● **What the task requires**: Only the pictures are left out: repeat the rest of the entries exactly.

● **Excerpted records**:
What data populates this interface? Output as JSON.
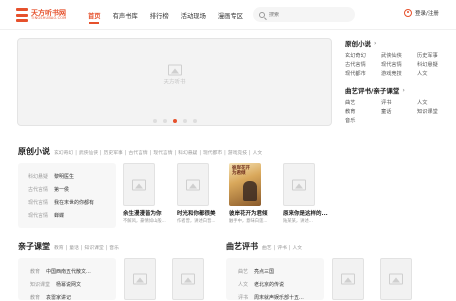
{
  "logo": {
    "cn": "天方听书网",
    "en": "TINGSHUBAO.COM"
  },
  "nav": [
    "首页",
    "有声书库",
    "排行榜",
    "活动现场",
    "漫画专区"
  ],
  "search": {
    "placeholder": "搜索"
  },
  "login": "登录/注册",
  "banner": {
    "placeholder": "天方听书",
    "dots": 5,
    "active_dot": 2
  },
  "side_original": {
    "title": "原创小说",
    "items": [
      "玄幻奇幻",
      "武侠仙侠",
      "历史军事",
      "古代言情",
      "现代言情",
      "科幻悬疑",
      "现代都市",
      "游戏竞技",
      "人文"
    ]
  },
  "side_opera": {
    "title": "曲艺评书/亲子课堂",
    "items": [
      "曲艺",
      "评书",
      "人文",
      "教育",
      "童话",
      "知识课堂",
      "音乐"
    ]
  },
  "section_original": {
    "title": "原创小说",
    "tabs": [
      "玄幻奇幻",
      "武侠仙侠",
      "历史军事",
      "古代言情",
      "现代言情",
      "科幻悬疑",
      "现代都市",
      "游戏竞技",
      "人文"
    ]
  },
  "rank_list": [
    {
      "genre": "科幻悬疑",
      "title": "黎明医生"
    },
    {
      "genre": "古代言情",
      "title": "第一侯"
    },
    {
      "genre": "现代言情",
      "title": "我在末世的你都有"
    },
    {
      "genre": "现代言情",
      "title": "蝉蝶"
    }
  ],
  "books": [
    {
      "title": "余生漫漫皆为你",
      "desc": "不解风，豪情如山般..."
    },
    {
      "title": "时光和你都很美",
      "desc": "作者曾，讲述白晋..."
    },
    {
      "title": "彼岸花开为君倾",
      "desc": "触手中，意味白莲..."
    },
    {
      "title": "原来你是这样的...",
      "desc": "陆某某，讲述..."
    }
  ],
  "featured_cover": {
    "title": "彼岸花开为君倾"
  },
  "section_kids": {
    "title": "亲子课堂",
    "tabs": [
      "教育",
      "童话",
      "知识课堂",
      "音乐"
    ]
  },
  "kids_list": [
    {
      "genre": "教育",
      "title": "中国西南五代散文..."
    },
    {
      "genre": "知识课堂",
      "title": "杨幂说网文"
    },
    {
      "genre": "教育",
      "title": "袁雷家讲记"
    }
  ],
  "section_opera": {
    "title": "曲艺评书",
    "tabs": [
      "曲艺",
      "评书",
      "人文"
    ]
  },
  "opera_list": [
    {
      "genre": "曲艺",
      "title": "亮点三国"
    },
    {
      "genre": "人文",
      "title": "老北京的传说"
    },
    {
      "genre": "评书",
      "title": "周末就声娱乐部十五..."
    }
  ]
}
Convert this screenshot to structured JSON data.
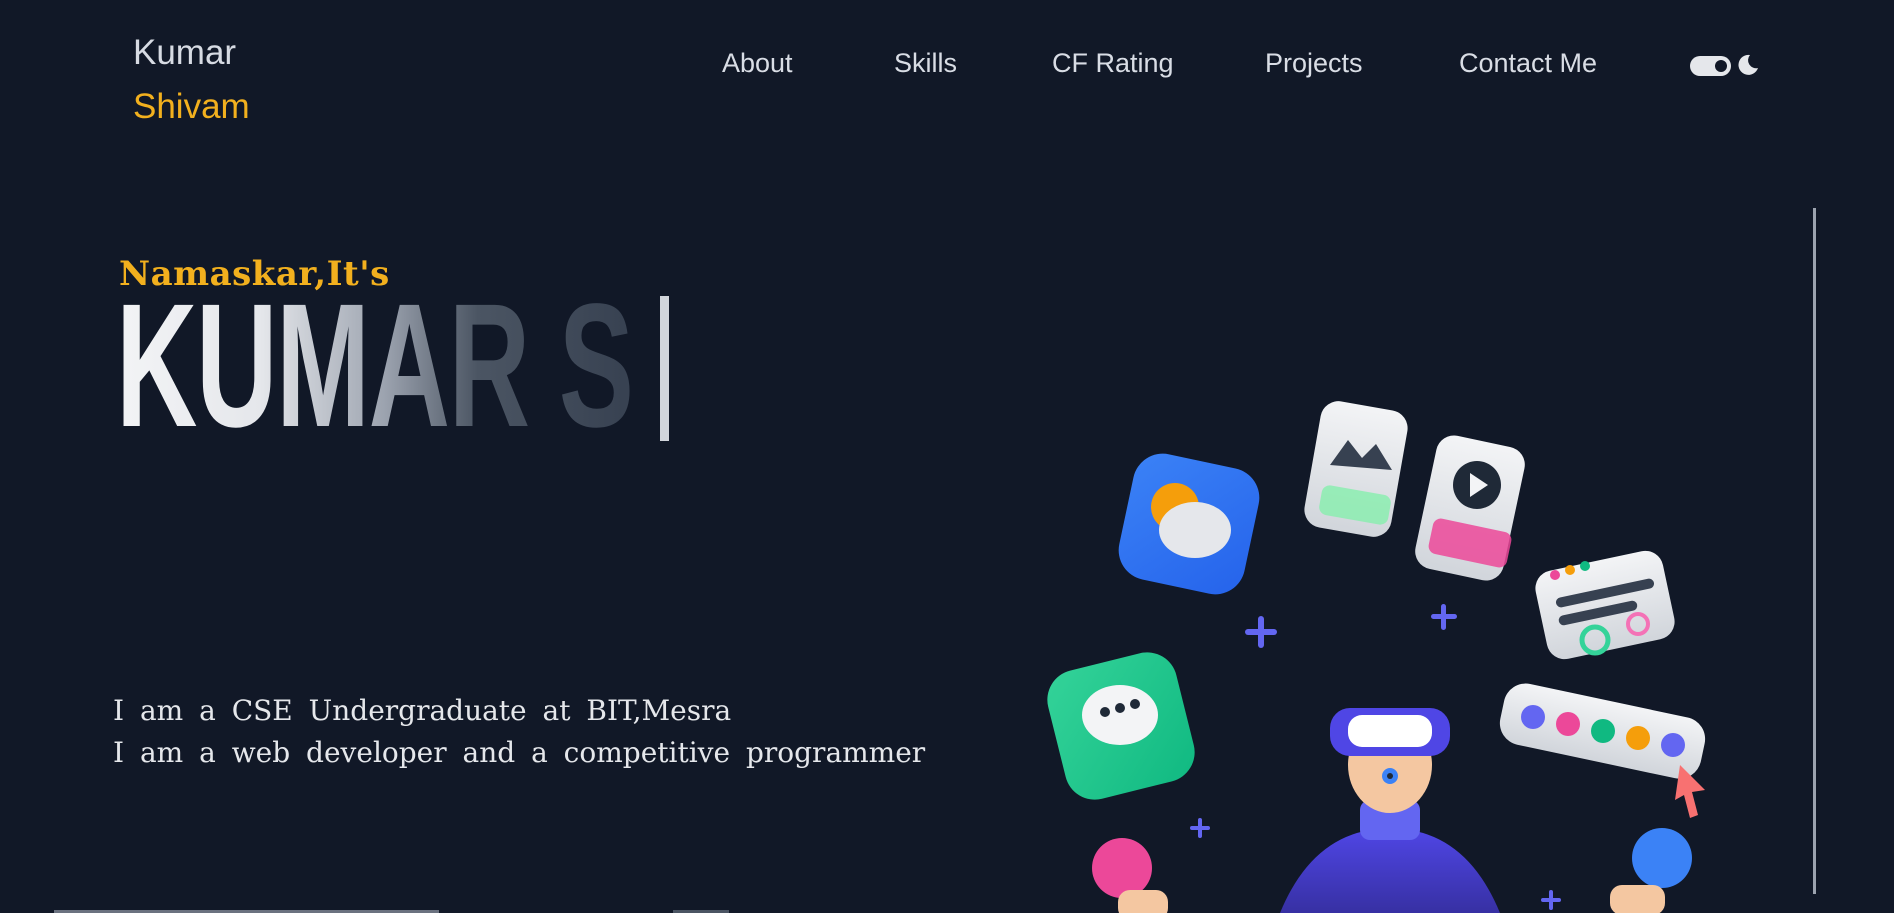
{
  "logo": {
    "first_name": "Kumar",
    "last_name": "Shivam"
  },
  "nav": {
    "items": [
      {
        "label": "About"
      },
      {
        "label": "Skills"
      },
      {
        "label": "CF Rating"
      },
      {
        "label": "Projects"
      },
      {
        "label": "Contact Me"
      }
    ]
  },
  "theme_toggle": {
    "icon": "toggle-icon",
    "mode_icon": "moon-icon"
  },
  "hero": {
    "greeting": "Namaskar,It's",
    "typed_name": "KUMAR S",
    "intro_lines": [
      "I am a CSE Undergraduate at BIT,Mesra",
      "I am a web developer and a competitive programmer"
    ]
  },
  "colors": {
    "background": "#111827",
    "accent": "#f2b01e",
    "text": "#d1d5db"
  }
}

● **Correct answer**:
What data populates this interface? Output as JSON.
{
  "logo": {
    "cn": "天方听书网",
    "en": "TINGSHUBAO.COM"
  },
  "nav": [
    "首页",
    "有声书库",
    "排行榜",
    "活动现场",
    "漫画专区"
  ],
  "search": {
    "placeholder": "搜索"
  },
  "login": "登录/注册",
  "banner": {
    "placeholder": "天方听书",
    "dots": 5,
    "active_dot": 2
  },
  "side_original": {
    "title": "原创小说",
    "items": [
      "玄幻奇幻",
      "武侠仙侠",
      "历史军事",
      "古代言情",
      "现代言情",
      "科幻悬疑",
      "现代都市",
      "游戏竞技",
      "人文"
    ]
  },
  "side_opera": {
    "title": "曲艺评书/亲子课堂",
    "items": [
      "曲艺",
      "评书",
      "人文",
      "教育",
      "童话",
      "知识课堂",
      "音乐"
    ]
  },
  "section_original": {
    "title": "原创小说",
    "tabs": [
      "玄幻奇幻",
      "武侠仙侠",
      "历史军事",
      "古代言情",
      "现代言情",
      "科幻悬疑",
      "现代都市",
      "游戏竞技",
      "人文"
    ]
  },
  "rank_list": [
    {
      "genre": "科幻悬疑",
      "title": "黎明医生"
    },
    {
      "genre": "古代言情",
      "title": "第一侯"
    },
    {
      "genre": "现代言情",
      "title": "我在末世的你都有"
    },
    {
      "genre": "现代言情",
      "title": "蝉蝶"
    }
  ],
  "books": [
    {
      "title": "余生漫漫皆为你",
      "desc": "不解风，豪情如山般..."
    },
    {
      "title": "时光和你都很美",
      "desc": "作者曾，讲述白晋..."
    },
    {
      "title": "彼岸花开为君倾",
      "desc": "触手中，意味白莲..."
    },
    {
      "title": "原来你是这样的...",
      "desc": "陆某某，讲述..."
    }
  ],
  "featured_cover": {
    "title": "彼岸花开为君倾"
  },
  "section_kids": {
    "title": "亲子课堂",
    "tabs": [
      "教育",
      "童话",
      "知识课堂",
      "音乐"
    ]
  },
  "kids_list": [
    {
      "genre": "教育",
      "title": "中国西南五代散文..."
    },
    {
      "genre": "知识课堂",
      "title": "杨幂说网文"
    },
    {
      "genre": "教育",
      "title": "袁雷家讲记"
    }
  ],
  "section_opera": {
    "title": "曲艺评书",
    "tabs": [
      "曲艺",
      "评书",
      "人文"
    ]
  },
  "opera_list": [
    {
      "genre": "曲艺",
      "title": "亮点三国"
    },
    {
      "genre": "人文",
      "title": "老北京的传说"
    },
    {
      "genre": "评书",
      "title": "周末就声娱乐部十五..."
    }
  ]
}
Convert this screenshot to structured JSON data.
{
  "logo": {
    "first_name": "Kumar",
    "last_name": "Shivam"
  },
  "nav": {
    "items": [
      {
        "label": "About"
      },
      {
        "label": "Skills"
      },
      {
        "label": "CF Rating"
      },
      {
        "label": "Projects"
      },
      {
        "label": "Contact Me"
      }
    ]
  },
  "theme_toggle": {
    "icon": "toggle-icon",
    "mode_icon": "moon-icon"
  },
  "hero": {
    "greeting": "Namaskar,It's",
    "typed_name": "KUMAR S",
    "intro_lines": [
      "I am a CSE Undergraduate at BIT,Mesra",
      "I am a web developer and a competitive programmer"
    ]
  },
  "colors": {
    "background": "#111827",
    "accent": "#f2b01e",
    "text": "#d1d5db"
  }
}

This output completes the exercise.